What is required: Reproduce each record below exactly as written.

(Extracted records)
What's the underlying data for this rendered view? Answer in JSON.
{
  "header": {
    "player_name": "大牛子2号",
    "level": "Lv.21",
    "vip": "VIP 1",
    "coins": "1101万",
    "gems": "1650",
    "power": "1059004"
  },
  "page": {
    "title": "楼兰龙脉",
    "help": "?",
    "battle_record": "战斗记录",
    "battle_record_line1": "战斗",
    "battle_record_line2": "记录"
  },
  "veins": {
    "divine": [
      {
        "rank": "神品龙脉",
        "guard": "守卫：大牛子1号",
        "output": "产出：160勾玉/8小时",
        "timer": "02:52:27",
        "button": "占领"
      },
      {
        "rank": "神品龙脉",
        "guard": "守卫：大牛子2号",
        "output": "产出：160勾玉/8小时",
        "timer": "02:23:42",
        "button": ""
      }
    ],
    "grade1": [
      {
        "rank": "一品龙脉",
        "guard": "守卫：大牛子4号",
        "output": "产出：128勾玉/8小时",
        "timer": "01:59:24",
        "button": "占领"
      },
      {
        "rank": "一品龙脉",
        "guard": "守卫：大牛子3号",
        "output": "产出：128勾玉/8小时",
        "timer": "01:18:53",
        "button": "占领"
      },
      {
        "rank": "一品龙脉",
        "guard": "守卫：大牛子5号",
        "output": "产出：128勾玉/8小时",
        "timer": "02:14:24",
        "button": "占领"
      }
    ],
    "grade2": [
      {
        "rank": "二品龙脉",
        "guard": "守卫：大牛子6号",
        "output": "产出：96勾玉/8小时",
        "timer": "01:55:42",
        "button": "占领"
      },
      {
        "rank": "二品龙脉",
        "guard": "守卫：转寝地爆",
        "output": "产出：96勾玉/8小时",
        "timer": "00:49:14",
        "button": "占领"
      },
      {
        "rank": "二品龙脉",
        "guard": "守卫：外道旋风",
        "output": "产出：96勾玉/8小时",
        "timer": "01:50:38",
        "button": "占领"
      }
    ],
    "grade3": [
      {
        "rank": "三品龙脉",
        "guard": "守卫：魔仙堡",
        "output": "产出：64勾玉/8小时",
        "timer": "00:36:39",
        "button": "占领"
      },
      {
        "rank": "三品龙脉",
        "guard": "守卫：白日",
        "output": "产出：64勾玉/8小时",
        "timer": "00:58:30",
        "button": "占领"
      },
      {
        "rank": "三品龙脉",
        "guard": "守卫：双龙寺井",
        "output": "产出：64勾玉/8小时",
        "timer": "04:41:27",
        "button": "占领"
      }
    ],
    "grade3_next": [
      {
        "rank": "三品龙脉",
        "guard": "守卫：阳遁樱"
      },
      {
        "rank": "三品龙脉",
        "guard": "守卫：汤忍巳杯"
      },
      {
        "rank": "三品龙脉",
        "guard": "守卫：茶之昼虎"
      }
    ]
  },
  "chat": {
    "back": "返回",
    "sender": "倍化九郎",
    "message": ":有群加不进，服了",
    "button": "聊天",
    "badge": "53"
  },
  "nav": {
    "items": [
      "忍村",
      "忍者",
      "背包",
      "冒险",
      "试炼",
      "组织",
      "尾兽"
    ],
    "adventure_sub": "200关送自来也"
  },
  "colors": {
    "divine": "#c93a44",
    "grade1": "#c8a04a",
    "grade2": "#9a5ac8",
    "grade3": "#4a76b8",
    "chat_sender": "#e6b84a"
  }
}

Response for this exercise:
What's the underlying data for this rendered view? Answer in JSON.
{
  "header": {
    "player_name": "大牛子2号",
    "level": "Lv.21",
    "vip": "VIP 1",
    "coins": "1101万",
    "gems": "1650",
    "power": "1059004"
  },
  "page": {
    "title": "楼兰龙脉",
    "help": "?",
    "battle_record": "战斗记录",
    "battle_record_line1": "战斗",
    "battle_record_line2": "记录"
  },
  "veins": {
    "divine": [
      {
        "rank": "神品龙脉",
        "guard": "守卫：大牛子1号",
        "output": "产出：160勾玉/8小时",
        "timer": "02:52:27",
        "button": "占领"
      },
      {
        "rank": "神品龙脉",
        "guard": "守卫：大牛子2号",
        "output": "产出：160勾玉/8小时",
        "timer": "02:23:42",
        "button": ""
      }
    ],
    "grade1": [
      {
        "rank": "一品龙脉",
        "guard": "守卫：大牛子4号",
        "output": "产出：128勾玉/8小时",
        "timer": "01:59:24",
        "button": "占领"
      },
      {
        "rank": "一品龙脉",
        "guard": "守卫：大牛子3号",
        "output": "产出：128勾玉/8小时",
        "timer": "01:18:53",
        "button": "占领"
      },
      {
        "rank": "一品龙脉",
        "guard": "守卫：大牛子5号",
        "output": "产出：128勾玉/8小时",
        "timer": "02:14:24",
        "button": "占领"
      }
    ],
    "grade2": [
      {
        "rank": "二品龙脉",
        "guard": "守卫：大牛子6号",
        "output": "产出：96勾玉/8小时",
        "timer": "01:55:42",
        "button": "占领"
      },
      {
        "rank": "二品龙脉",
        "guard": "守卫：转寝地爆",
        "output": "产出：96勾玉/8小时",
        "timer": "00:49:14",
        "button": "占领"
      },
      {
        "rank": "二品龙脉",
        "guard": "守卫：外道旋风",
        "output": "产出：96勾玉/8小时",
        "timer": "01:50:38",
        "button": "占领"
      }
    ],
    "grade3": [
      {
        "rank": "三品龙脉",
        "guard": "守卫：魔仙堡",
        "output": "产出：64勾玉/8小时",
        "timer": "00:36:39",
        "button": "占领"
      },
      {
        "rank": "三品龙脉",
        "guard": "守卫：白日",
        "output": "产出：64勾玉/8小时",
        "timer": "00:58:30",
        "button": "占领"
      },
      {
        "rank": "三品龙脉",
        "guard": "守卫：双龙寺井",
        "output": "产出：64勾玉/8小时",
        "timer": "04:41:27",
        "button": "占领"
      }
    ],
    "grade3_next": [
      {
        "rank": "三品龙脉",
        "guard": "守卫：阳遁樱"
      },
      {
        "rank": "三品龙脉",
        "guard": "守卫：汤忍巳杯"
      },
      {
        "rank": "三品龙脉",
        "guard": "守卫：茶之昼虎"
      }
    ]
  },
  "chat": {
    "back": "返回",
    "sender": "倍化九郎",
    "message": ":有群加不进，服了",
    "button": "聊天",
    "badge": "53"
  },
  "nav": {
    "items": [
      "忍村",
      "忍者",
      "背包",
      "冒险",
      "试炼",
      "组织",
      "尾兽"
    ],
    "adventure_sub": "200关送自来也"
  },
  "colors": {
    "divine": "#c93a44",
    "grade1": "#c8a04a",
    "grade2": "#9a5ac8",
    "grade3": "#4a76b8",
    "chat_sender": "#e6b84a"
  }
}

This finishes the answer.